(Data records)
=-=-=-=-=
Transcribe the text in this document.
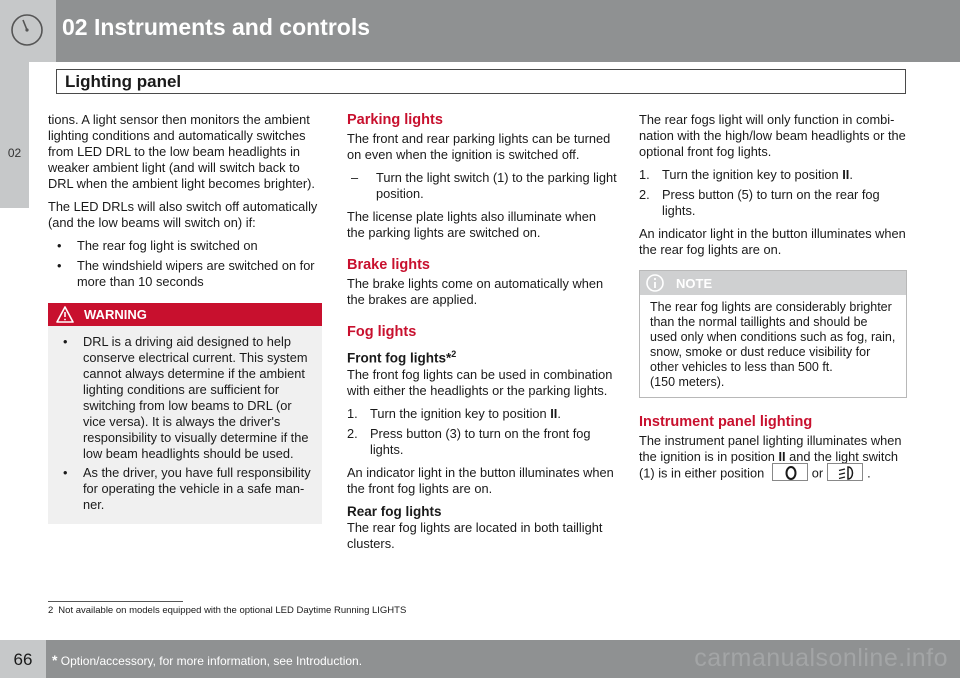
02 Instruments and controls
Lighting panel
02

tions. A light sensor then monitors the ambient lighting conditions and automatically switches from LED DRL to the low beam headlights in weaker ambient light (and will switch back to DRL when the ambient light becomes brighter).

The LED DRLs will also switch off automatically (and the low beams will switch on) if:

• The rear fog light is switched on
• The windshield wipers are switched on for more than 10 seconds
WARNING
• DRL is a driving aid designed to help conserve electrical current. This system cannot always determine if the ambient lighting conditions are sufficient for switching from low beams to DRL (or vice versa). It is always the driver's responsibility to visually determine if the low beam headlights should be used.
• As the driver, you have full responsibility for operating the vehicle in a safe man-ner.
Parking lights

The front and rear parking lights can be turned on even when the ignition is switched off.

– Turn the light switch (1) to the parking light position.

The license plate lights also illuminate when the parking lights are switched on.

Brake lights

The brake lights come on automatically when the brakes are applied.

Fog lights
Front fog lights*$^2$

The front fog lights can be used in combination with either the headlights or the parking lights.

1. Turn the ignition key to position II.
2. Press button (3) to turn on the front fog lights.

An indicator light in the button illuminates when the front fog lights are on.

Rear fog lights

The rear fog lights are located in both taillight clusters.

The rear fogs light will only function in combi-nation with the high/low beam headlights or the optional front fog lights.

1. Turn the ignition key to position II.
2. Press button (5) to turn on the rear fog lights.

An indicator light in the button illuminates when the rear fog lights are on.

NOTE
The rear fog lights are considerably brighter
than the normal taillights and should be
used only when conditions such as fog, rain,
snow, smoke or dust reduce visibility for
other vehicles to less than 500 ft.
(150 meters).
Instrument panel lighting

The instrument panel lighting illuminates when the ignition is in position II and the light switch (1) is in either position	or	.

2 Not available on models equipped with the optional LED Daytime Running LIGHTS
66	* Option/accessory, for more information, see Introduction.	carmanualsonline.info
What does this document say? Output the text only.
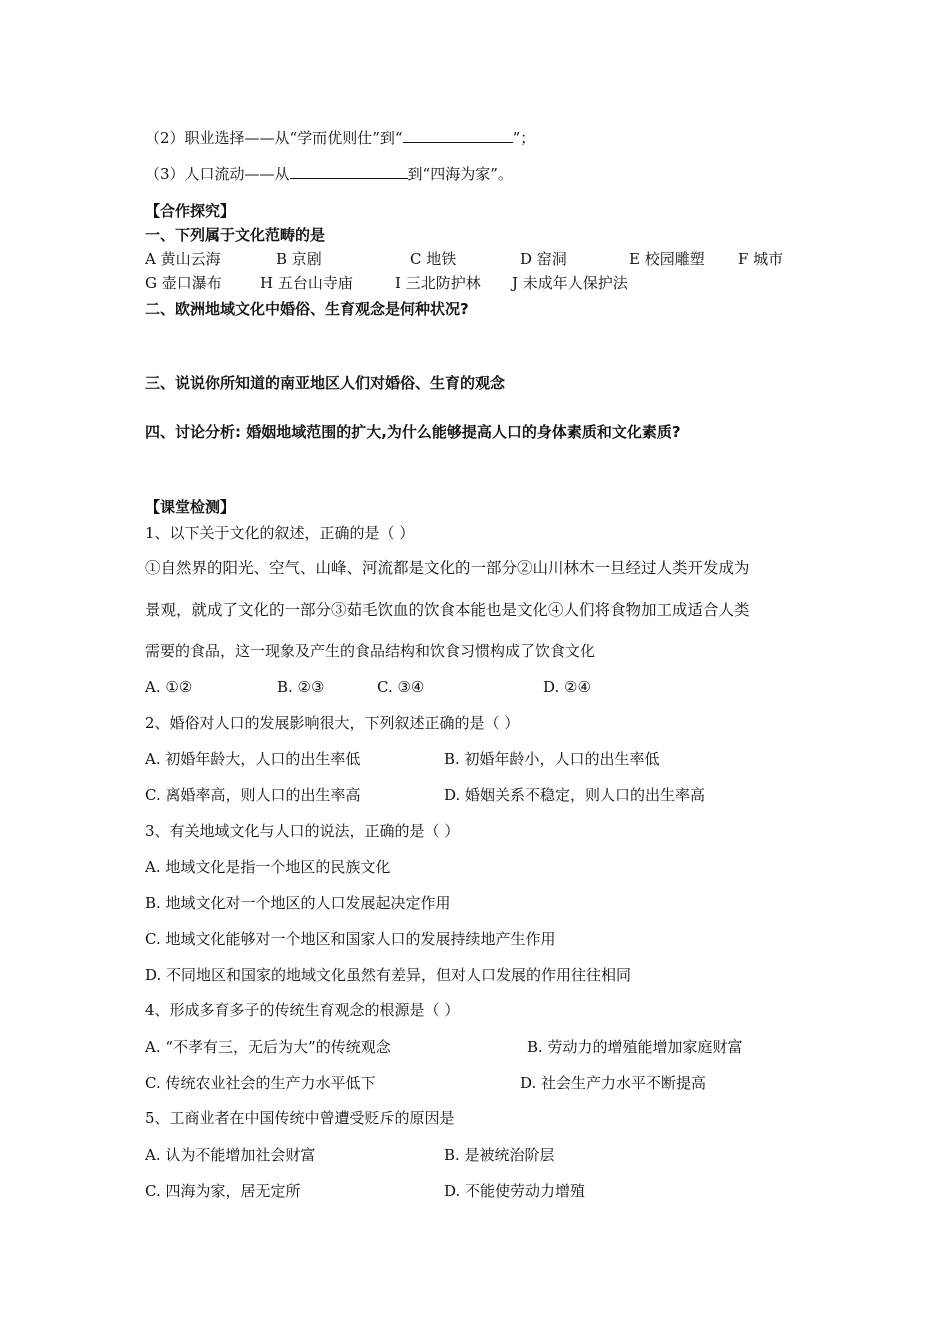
（2）职业选择——从“学而优则仕”到“	”；
（3）人口流动——从	到“四海为家”。
【合作探究】
一、下列属于文化范畴的是
A 黄山云海	B 京剧	C 地铁	D 窑洞	E 校园雕塑 F 城市
G 壶口瀑布	H 五台山寺庙	I 三北防护林 J 未成年人保护法
二、欧洲地域文化中婚俗、生育观念是何种状况?
三、说说你所知道的南亚地区人们对婚俗、生育的观念
四、讨论分析: 婚姻地域范围的扩大,为什么能够提高人口的身体素质和文化素质?
【课堂检测】
1、以下关于文化的叙述，正确的是（ ）
①自然界的阳光、空气、山峰、河流都是文化的一部分②山川林木一旦经过人类开发成为
景观，就成了文化的一部分③茹毛饮血的饮食本能也是文化④人们将食物加工成适合人类
需要的食品，这一现象及产生的食品结构和饮食习惯构成了饮食文化
A. ①②	B. ②③	C. ③④	D. ②④
2、婚俗对人口的发展影响很大，下列叙述正确的是（ ）
A. 初婚年龄大，人口的出生率低	B. 初婚年龄小，人口的出生率低
C. 离婚率高，则人口的出生率高	D. 婚姻关系不稳定，则人口的出生率高
3、有关地域文化与人口的说法，正确的是（ ）
A. 地域文化是指一个地区的民族文化
B. 地域文化对一个地区的人口发展起决定作用
C. 地域文化能够对一个地区和国家人口的发展持续地产生作用
D. 不同地区和国家的地域文化虽然有差异，但对人口发展的作用往往相同
4、形成多育多子的传统生育观念的根源是（ ）
A. “不孝有三，无后为大”的传统观念	B. 劳动力的增殖能增加家庭财富
C. 传统农业社会的生产力水平低下	D. 社会生产力水平不断提高
5、工商业者在中国传统中曾遭受贬斥的原因是
A. 认为不能增加社会财富	B. 是被统治阶层
C. 四海为家，居无定所	D. 不能使劳动力增殖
=-=-=-=-=
## WORK TO COMPLETE
Skip the images and write out the rest of the listing exactly.

## RESPONSE TO THE EXERCISE
Transcribe the text in this document.
02 Instruments and controls
Lighting panel
02

tions. A light sensor then monitors the ambient lighting conditions and automatically switches from LED DRL to the low beam headlights in weaker ambient light (and will switch back to DRL when the ambient light becomes brighter).

The LED DRLs will also switch off automatically (and the low beams will switch on) if:

• The rear fog light is switched on
• The windshield wipers are switched on for more than 10 seconds
WARNING
• DRL is a driving aid designed to help conserve electrical current. This system cannot always determine if the ambient lighting conditions are sufficient for switching from low beams to DRL (or vice versa). It is always the driver's responsibility to visually determine if the low beam headlights should be used.
• As the driver, you have full responsibility for operating the vehicle in a safe man-ner.
Parking lights

The front and rear parking lights can be turned on even when the ignition is switched off.

– Turn the light switch (1) to the parking light position.

The license plate lights also illuminate when the parking lights are switched on.

Brake lights

The brake lights come on automatically when the brakes are applied.

Fog lights
Front fog lights*$^2$

The front fog lights can be used in combination with either the headlights or the parking lights.

1. Turn the ignition key to position II.
2. Press button (3) to turn on the front fog lights.

An indicator light in the button illuminates when the front fog lights are on.

Rear fog lights

The rear fog lights are located in both taillight clusters.

The rear fogs light will only function in combi-nation with the high/low beam headlights or the optional front fog lights.

1. Turn the ignition key to position II.
2. Press button (5) to turn on the rear fog lights.

An indicator light in the button illuminates when the rear fog lights are on.

NOTE
The rear fog lights are considerably brighter
than the normal taillights and should be
used only when conditions such as fog, rain,
snow, smoke or dust reduce visibility for
other vehicles to less than 500 ft.
(150 meters).
Instrument panel lighting

The instrument panel lighting illuminates when the ignition is in position II and the light switch (1) is in either position	or	.

2 Not available on models equipped with the optional LED Daytime Running LIGHTS
66	* Option/accessory, for more information, see Introduction.	carmanualsonline.info
What does this document say? Output the text only.
（2）职业选择——从“学而优则仕”到“	”；
（3）人口流动——从	到“四海为家”。
【合作探究】
一、下列属于文化范畴的是
A 黄山云海	B 京剧	C 地铁	D 窑洞	E 校园雕塑 F 城市
G 壶口瀑布	H 五台山寺庙	I 三北防护林 J 未成年人保护法
二、欧洲地域文化中婚俗、生育观念是何种状况?
三、说说你所知道的南亚地区人们对婚俗、生育的观念
四、讨论分析: 婚姻地域范围的扩大,为什么能够提高人口的身体素质和文化素质?
【课堂检测】
1、以下关于文化的叙述，正确的是（ ）
①自然界的阳光、空气、山峰、河流都是文化的一部分②山川林木一旦经过人类开发成为
景观，就成了文化的一部分③茹毛饮血的饮食本能也是文化④人们将食物加工成适合人类
需要的食品，这一现象及产生的食品结构和饮食习惯构成了饮食文化
A. ①②	B. ②③	C. ③④	D. ②④
2、婚俗对人口的发展影响很大，下列叙述正确的是（ ）
A. 初婚年龄大，人口的出生率低	B. 初婚年龄小，人口的出生率低
C. 离婚率高，则人口的出生率高	D. 婚姻关系不稳定，则人口的出生率高
3、有关地域文化与人口的说法，正确的是（ ）
A. 地域文化是指一个地区的民族文化
B. 地域文化对一个地区的人口发展起决定作用
C. 地域文化能够对一个地区和国家人口的发展持续地产生作用
D. 不同地区和国家的地域文化虽然有差异，但对人口发展的作用往往相同
4、形成多育多子的传统生育观念的根源是（ ）
A. “不孝有三，无后为大”的传统观念	B. 劳动力的增殖能增加家庭财富
C. 传统农业社会的生产力水平低下	D. 社会生产力水平不断提高
5、工商业者在中国传统中曾遭受贬斥的原因是
A. 认为不能增加社会财富	B. 是被统治阶层
C. 四海为家，居无定所	D. 不能使劳动力增殖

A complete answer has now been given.